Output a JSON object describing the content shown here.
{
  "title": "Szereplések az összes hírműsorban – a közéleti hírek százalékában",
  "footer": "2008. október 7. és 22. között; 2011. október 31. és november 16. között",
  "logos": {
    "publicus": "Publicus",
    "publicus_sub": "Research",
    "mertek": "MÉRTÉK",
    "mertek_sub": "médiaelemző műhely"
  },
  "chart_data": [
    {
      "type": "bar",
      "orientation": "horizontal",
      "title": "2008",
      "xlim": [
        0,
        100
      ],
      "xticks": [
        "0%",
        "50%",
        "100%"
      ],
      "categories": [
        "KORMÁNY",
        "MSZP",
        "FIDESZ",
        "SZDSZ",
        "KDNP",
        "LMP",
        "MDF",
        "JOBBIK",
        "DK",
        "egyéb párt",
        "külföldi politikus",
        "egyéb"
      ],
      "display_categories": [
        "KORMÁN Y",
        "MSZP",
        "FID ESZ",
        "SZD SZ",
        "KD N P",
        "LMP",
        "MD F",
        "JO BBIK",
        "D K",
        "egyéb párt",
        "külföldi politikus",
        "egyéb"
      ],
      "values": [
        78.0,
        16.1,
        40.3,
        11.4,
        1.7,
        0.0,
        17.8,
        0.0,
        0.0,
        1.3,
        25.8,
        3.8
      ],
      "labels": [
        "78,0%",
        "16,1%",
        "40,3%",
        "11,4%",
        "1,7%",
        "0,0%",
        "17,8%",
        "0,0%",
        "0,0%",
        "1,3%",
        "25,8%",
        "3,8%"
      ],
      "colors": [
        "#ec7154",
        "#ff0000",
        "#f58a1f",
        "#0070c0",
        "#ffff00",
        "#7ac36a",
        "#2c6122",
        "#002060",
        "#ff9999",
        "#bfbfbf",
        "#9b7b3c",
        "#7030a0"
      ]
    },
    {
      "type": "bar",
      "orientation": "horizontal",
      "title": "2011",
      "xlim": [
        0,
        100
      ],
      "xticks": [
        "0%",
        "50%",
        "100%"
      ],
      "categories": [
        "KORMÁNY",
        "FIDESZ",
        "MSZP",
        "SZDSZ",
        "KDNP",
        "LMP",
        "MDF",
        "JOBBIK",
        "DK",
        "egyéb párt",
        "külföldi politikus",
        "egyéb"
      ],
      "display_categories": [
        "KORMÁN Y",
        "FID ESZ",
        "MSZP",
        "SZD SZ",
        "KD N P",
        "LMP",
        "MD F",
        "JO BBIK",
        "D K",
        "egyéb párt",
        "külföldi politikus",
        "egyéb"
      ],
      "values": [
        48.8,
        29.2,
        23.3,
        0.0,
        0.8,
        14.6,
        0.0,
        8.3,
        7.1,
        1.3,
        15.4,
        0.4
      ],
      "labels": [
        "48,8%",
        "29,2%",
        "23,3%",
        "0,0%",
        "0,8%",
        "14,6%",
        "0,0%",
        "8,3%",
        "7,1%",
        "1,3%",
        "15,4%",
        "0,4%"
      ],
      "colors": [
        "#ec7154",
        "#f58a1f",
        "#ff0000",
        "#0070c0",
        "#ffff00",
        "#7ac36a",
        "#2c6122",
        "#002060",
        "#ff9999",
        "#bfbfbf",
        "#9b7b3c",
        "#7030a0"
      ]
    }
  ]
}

* * * * *

§ Written exercise:
Repeat the material above in full, exactly as it stands.

§ Complete output:
Output a JSON object describing the content shown here.
{
  "title": "Szereplések az összes hírműsorban – a közéleti hírek százalékában",
  "footer": "2008. október 7. és 22. között; 2011. október 31. és november 16. között",
  "logos": {
    "publicus": "Publicus",
    "publicus_sub": "Research",
    "mertek": "MÉRTÉK",
    "mertek_sub": "médiaelemző műhely"
  },
  "chart_data": [
    {
      "type": "bar",
      "orientation": "horizontal",
      "title": "2008",
      "xlim": [
        0,
        100
      ],
      "xticks": [
        "0%",
        "50%",
        "100%"
      ],
      "categories": [
        "KORMÁNY",
        "MSZP",
        "FIDESZ",
        "SZDSZ",
        "KDNP",
        "LMP",
        "MDF",
        "JOBBIK",
        "DK",
        "egyéb párt",
        "külföldi politikus",
        "egyéb"
      ],
      "display_categories": [
        "KORMÁN Y",
        "MSZP",
        "FID ESZ",
        "SZD SZ",
        "KD N P",
        "LMP",
        "MD F",
        "JO BBIK",
        "D K",
        "egyéb párt",
        "külföldi politikus",
        "egyéb"
      ],
      "values": [
        78.0,
        16.1,
        40.3,
        11.4,
        1.7,
        0.0,
        17.8,
        0.0,
        0.0,
        1.3,
        25.8,
        3.8
      ],
      "labels": [
        "78,0%",
        "16,1%",
        "40,3%",
        "11,4%",
        "1,7%",
        "0,0%",
        "17,8%",
        "0,0%",
        "0,0%",
        "1,3%",
        "25,8%",
        "3,8%"
      ],
      "colors": [
        "#ec7154",
        "#ff0000",
        "#f58a1f",
        "#0070c0",
        "#ffff00",
        "#7ac36a",
        "#2c6122",
        "#002060",
        "#ff9999",
        "#bfbfbf",
        "#9b7b3c",
        "#7030a0"
      ]
    },
    {
      "type": "bar",
      "orientation": "horizontal",
      "title": "2011",
      "xlim": [
        0,
        100
      ],
      "xticks": [
        "0%",
        "50%",
        "100%"
      ],
      "categories": [
        "KORMÁNY",
        "FIDESZ",
        "MSZP",
        "SZDSZ",
        "KDNP",
        "LMP",
        "MDF",
        "JOBBIK",
        "DK",
        "egyéb párt",
        "külföldi politikus",
        "egyéb"
      ],
      "display_categories": [
        "KORMÁN Y",
        "FID ESZ",
        "MSZP",
        "SZD SZ",
        "KD N P",
        "LMP",
        "MD F",
        "JO BBIK",
        "D K",
        "egyéb párt",
        "külföldi politikus",
        "egyéb"
      ],
      "values": [
        48.8,
        29.2,
        23.3,
        0.0,
        0.8,
        14.6,
        0.0,
        8.3,
        7.1,
        1.3,
        15.4,
        0.4
      ],
      "labels": [
        "48,8%",
        "29,2%",
        "23,3%",
        "0,0%",
        "0,8%",
        "14,6%",
        "0,0%",
        "8,3%",
        "7,1%",
        "1,3%",
        "15,4%",
        "0,4%"
      ],
      "colors": [
        "#ec7154",
        "#f58a1f",
        "#ff0000",
        "#0070c0",
        "#ffff00",
        "#7ac36a",
        "#2c6122",
        "#002060",
        "#ff9999",
        "#bfbfbf",
        "#9b7b3c",
        "#7030a0"
      ]
    }
  ]
}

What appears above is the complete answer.